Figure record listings
****************

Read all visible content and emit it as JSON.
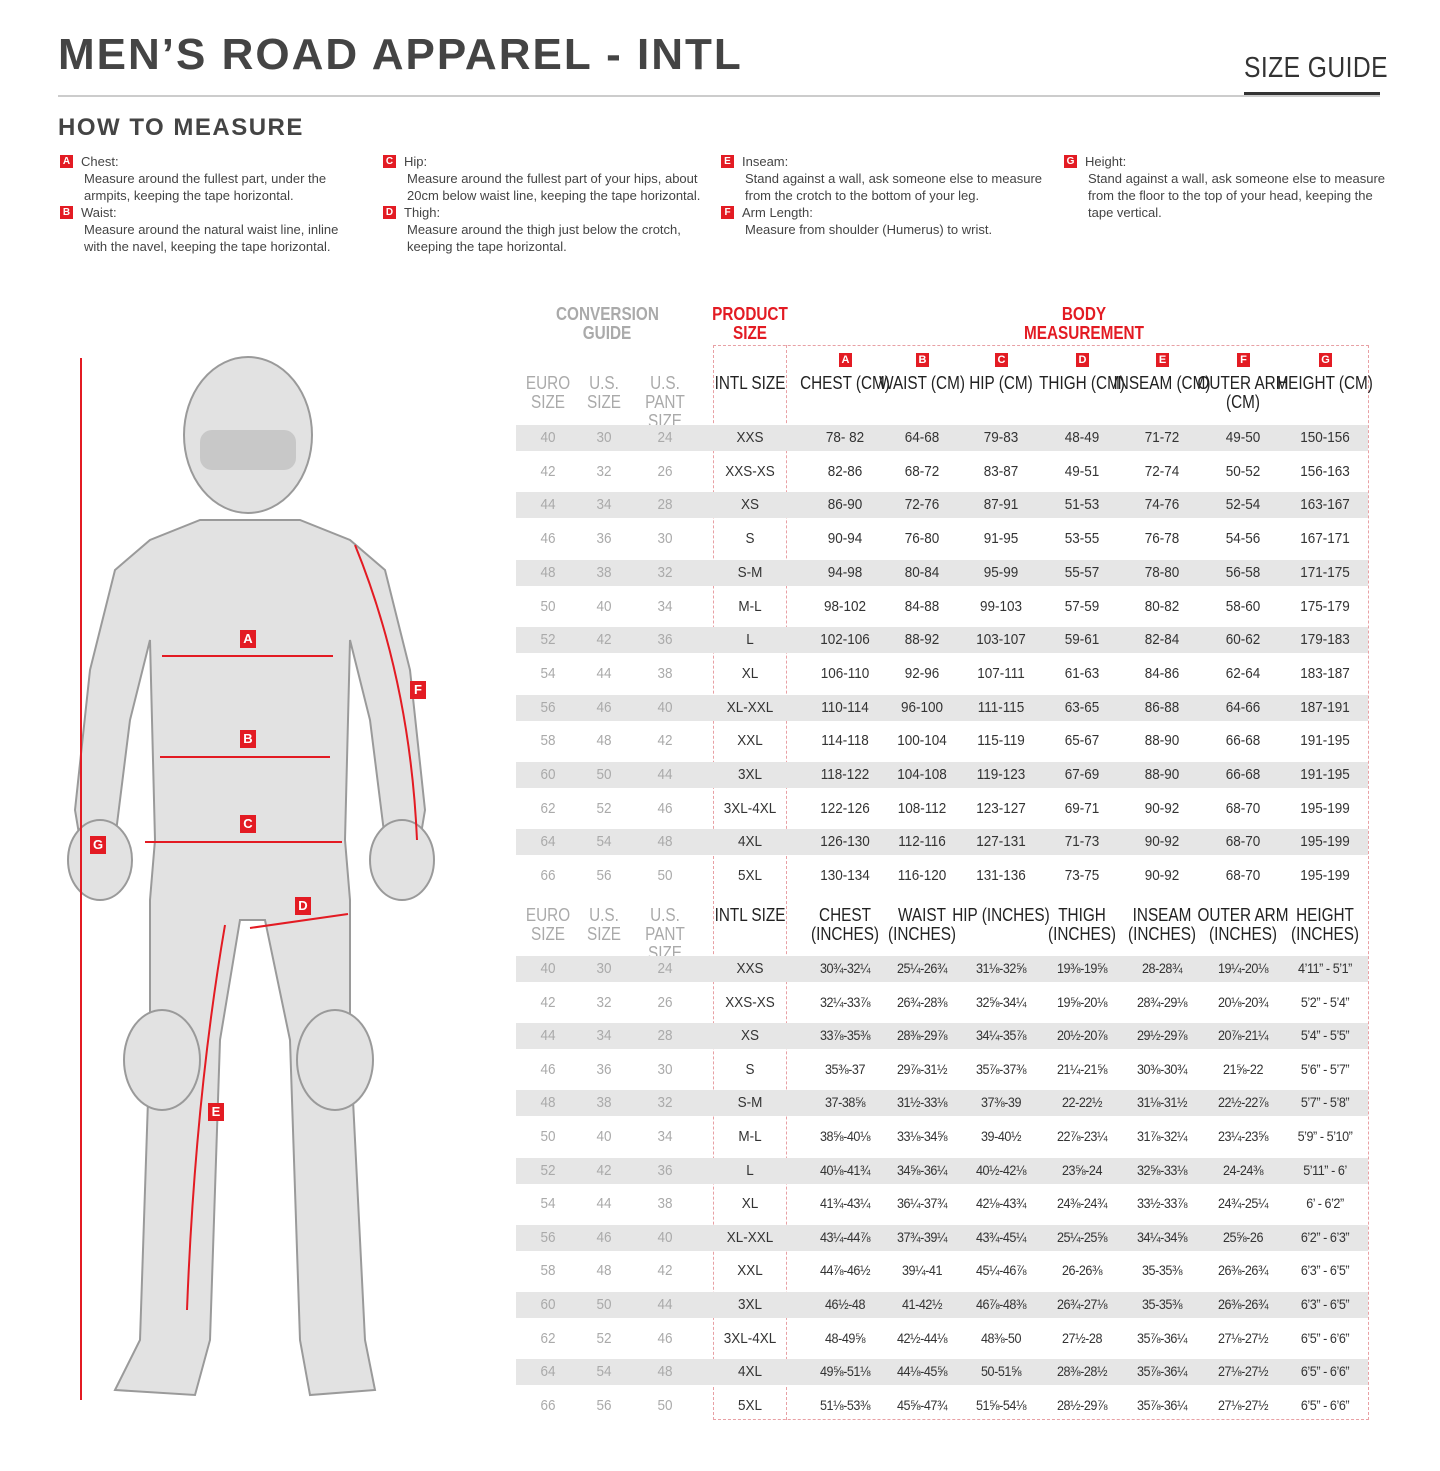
{
  "header": {
    "title": "MEN’S ROAD APPAREL - INTL",
    "size_guide": "SIZE GUIDE"
  },
  "how_to_measure": {
    "title": "HOW TO MEASURE",
    "items": [
      {
        "letter": "A",
        "label": "Chest:",
        "text": "Measure around the fullest part, under the armpits, keeping the tape horizontal."
      },
      {
        "letter": "B",
        "label": "Waist:",
        "text": "Measure around the natural waist line, inline with the navel, keeping the tape horizontal."
      },
      {
        "letter": "C",
        "label": "Hip:",
        "text": "Measure around the fullest part of your hips, about 20cm below waist line, keeping the tape horizontal."
      },
      {
        "letter": "D",
        "label": "Thigh:",
        "text": "Measure around the thigh just below the crotch, keeping the tape horizontal."
      },
      {
        "letter": "E",
        "label": "Inseam:",
        "text": "Stand against a wall, ask someone else to measure from the crotch to the bottom of your leg."
      },
      {
        "letter": "F",
        "label": "Arm Length:",
        "text": "Measure from shoulder (Humerus) to wrist."
      },
      {
        "letter": "G",
        "label": "Height:",
        "text": "Stand against a wall, ask someone else to measure from the floor to the top of your head, keeping the tape vertical."
      }
    ]
  },
  "table": {
    "group_headers": {
      "conversion": "CONVERSION GUIDE",
      "product": "PRODUCT SIZE",
      "body": "BODY MEASUREMENT"
    },
    "letters": [
      "A",
      "B",
      "C",
      "D",
      "E",
      "F",
      "G"
    ],
    "cm_headers": [
      "EURO SIZE",
      "U.S. SIZE",
      "U.S. PANT SIZE",
      "INTL SIZE",
      "CHEST (CM)",
      "WAIST (CM)",
      "HIP (CM)",
      "THIGH (CM)",
      "INSEAM (CM)",
      "OUTER ARM (CM)",
      "HEIGHT (CM)"
    ],
    "in_headers": [
      "EURO SIZE",
      "U.S. SIZE",
      "U.S. PANT SIZE",
      "INTL SIZE",
      "CHEST (INCHES)",
      "WAIST (INCHES)",
      "HIP (INCHES)",
      "THIGH (INCHES)",
      "INSEAM (INCHES)",
      "OUTER ARM (INCHES)",
      "HEIGHT (INCHES)"
    ],
    "cm_rows": [
      [
        "40",
        "30",
        "24",
        "XXS",
        "78- 82",
        "64-68",
        "79-83",
        "48-49",
        "71-72",
        "49-50",
        "150-156"
      ],
      [
        "42",
        "32",
        "26",
        "XXS-XS",
        "82-86",
        "68-72",
        "83-87",
        "49-51",
        "72-74",
        "50-52",
        "156-163"
      ],
      [
        "44",
        "34",
        "28",
        "XS",
        "86-90",
        "72-76",
        "87-91",
        "51-53",
        "74-76",
        "52-54",
        "163-167"
      ],
      [
        "46",
        "36",
        "30",
        "S",
        "90-94",
        "76-80",
        "91-95",
        "53-55",
        "76-78",
        "54-56",
        "167-171"
      ],
      [
        "48",
        "38",
        "32",
        "S-M",
        "94-98",
        "80-84",
        "95-99",
        "55-57",
        "78-80",
        "56-58",
        "171-175"
      ],
      [
        "50",
        "40",
        "34",
        "M-L",
        "98-102",
        "84-88",
        "99-103",
        "57-59",
        "80-82",
        "58-60",
        "175-179"
      ],
      [
        "52",
        "42",
        "36",
        "L",
        "102-106",
        "88-92",
        "103-107",
        "59-61",
        "82-84",
        "60-62",
        "179-183"
      ],
      [
        "54",
        "44",
        "38",
        "XL",
        "106-110",
        "92-96",
        "107-111",
        "61-63",
        "84-86",
        "62-64",
        "183-187"
      ],
      [
        "56",
        "46",
        "40",
        "XL-XXL",
        "110-114",
        "96-100",
        "111-115",
        "63-65",
        "86-88",
        "64-66",
        "187-191"
      ],
      [
        "58",
        "48",
        "42",
        "XXL",
        "114-118",
        "100-104",
        "115-119",
        "65-67",
        "88-90",
        "66-68",
        "191-195"
      ],
      [
        "60",
        "50",
        "44",
        "3XL",
        "118-122",
        "104-108",
        "119-123",
        "67-69",
        "88-90",
        "66-68",
        "191-195"
      ],
      [
        "62",
        "52",
        "46",
        "3XL-4XL",
        "122-126",
        "108-112",
        "123-127",
        "69-71",
        "90-92",
        "68-70",
        "195-199"
      ],
      [
        "64",
        "54",
        "48",
        "4XL",
        "126-130",
        "112-116",
        "127-131",
        "71-73",
        "90-92",
        "68-70",
        "195-199"
      ],
      [
        "66",
        "56",
        "50",
        "5XL",
        "130-134",
        "116-120",
        "131-136",
        "73-75",
        "90-92",
        "68-70",
        "195-199"
      ]
    ],
    "in_rows": [
      [
        "40",
        "30",
        "24",
        "XXS",
        "30¾-32¼",
        "25¼-26¾",
        "31⅛-32⅝",
        "19⅜-19⅝",
        "28-28¾",
        "19¼-20⅛",
        "4’11” - 5’1”"
      ],
      [
        "42",
        "32",
        "26",
        "XXS-XS",
        "32¼-33⅞",
        "26¾-28⅜",
        "32⅝-34¼",
        "19⅝-20⅛",
        "28¾-29⅛",
        "20⅛-20¾",
        "5’2” - 5’4”"
      ],
      [
        "44",
        "34",
        "28",
        "XS",
        "33⅞-35⅜",
        "28⅜-29⅞",
        "34¼-35⅞",
        "20½-20⅞",
        "29½-29⅞",
        "20⅞-21¼",
        "5’4” - 5’5”"
      ],
      [
        "46",
        "36",
        "30",
        "S",
        "35⅜-37",
        "29⅞-31½",
        "35⅞-37⅜",
        "21¼-21⅝",
        "30⅜-30¾",
        "21⅝-22",
        "5’6” - 5’7”"
      ],
      [
        "48",
        "38",
        "32",
        "S-M",
        "37-38⅝",
        "31½-33⅛",
        "37⅜-39",
        "22-22½",
        "31⅛-31½",
        "22½-22⅞",
        "5’7” - 5’8”"
      ],
      [
        "50",
        "40",
        "34",
        "M-L",
        "38⅝-40⅛",
        "33⅛-34⅝",
        "39-40½",
        "22⅞-23¼",
        "31⅞-32¼",
        "23¼-23⅝",
        "5’9” - 5’10”"
      ],
      [
        "52",
        "42",
        "36",
        "L",
        "40⅛-41¾",
        "34⅝-36¼",
        "40½-42⅛",
        "23⅝-24",
        "32⅝-33⅛",
        "24-24⅜",
        "5’11” - 6’"
      ],
      [
        "54",
        "44",
        "38",
        "XL",
        "41¾-43¼",
        "36¼-37¾",
        "42⅛-43¾",
        "24⅜-24¾",
        "33½-33⅞",
        "24¾-25¼",
        "6’ - 6’2”"
      ],
      [
        "56",
        "46",
        "40",
        "XL-XXL",
        "43¼-44⅞",
        "37¾-39¼",
        "43¾-45¼",
        "25¼-25⅝",
        "34¼-34⅝",
        "25⅝-26",
        "6’2” - 6’3”"
      ],
      [
        "58",
        "48",
        "42",
        "XXL",
        "44⅞-46½",
        "39¼-41",
        "45¼-46⅞",
        "26-26⅜",
        "35-35⅜",
        "26⅜-26¾",
        "6’3” - 6’5”"
      ],
      [
        "60",
        "50",
        "44",
        "3XL",
        "46½-48",
        "41-42½",
        "46⅞-48⅜",
        "26¾-27⅛",
        "35-35⅜",
        "26⅜-26¾",
        "6’3” - 6’5”"
      ],
      [
        "62",
        "52",
        "46",
        "3XL-4XL",
        "48-49⅝",
        "42½-44⅛",
        "48⅜-50",
        "27½-28",
        "35⅞-36¼",
        "27⅛-27½",
        "6’5” - 6’6”"
      ],
      [
        "64",
        "54",
        "48",
        "4XL",
        "49⅝-51⅛",
        "44⅛-45⅝",
        "50-51⅝",
        "28⅜-28½",
        "35⅞-36¼",
        "27⅛-27½",
        "6’5” - 6’6”"
      ],
      [
        "66",
        "56",
        "50",
        "5XL",
        "51⅛-53⅜",
        "45⅝-47¾",
        "51⅝-54⅛",
        "28½-29⅞",
        "35⅞-36¼",
        "27⅛-27½",
        "6’5” - 6’6”"
      ]
    ]
  },
  "figure": {
    "labels": [
      "A",
      "B",
      "C",
      "D",
      "E",
      "F",
      "G"
    ]
  },
  "colors": {
    "accent": "#e31b23",
    "stripe": "#e6e6e6",
    "muted": "#aaaaaa"
  }
}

****************

**Description of the task**
Find each line holding "your". Copy it out.

**Response below**
        "text": "Measure around the fullest part of your hips, about 20cm below waist line, keeping the tape horizontal."
        "text": "Stand against a wall, ask someone else to measure from the crotch to the bottom of your leg."
        "text": "Stand against a wall, ask someone else to measure from the floor to the top of your head, keeping the tape vertical."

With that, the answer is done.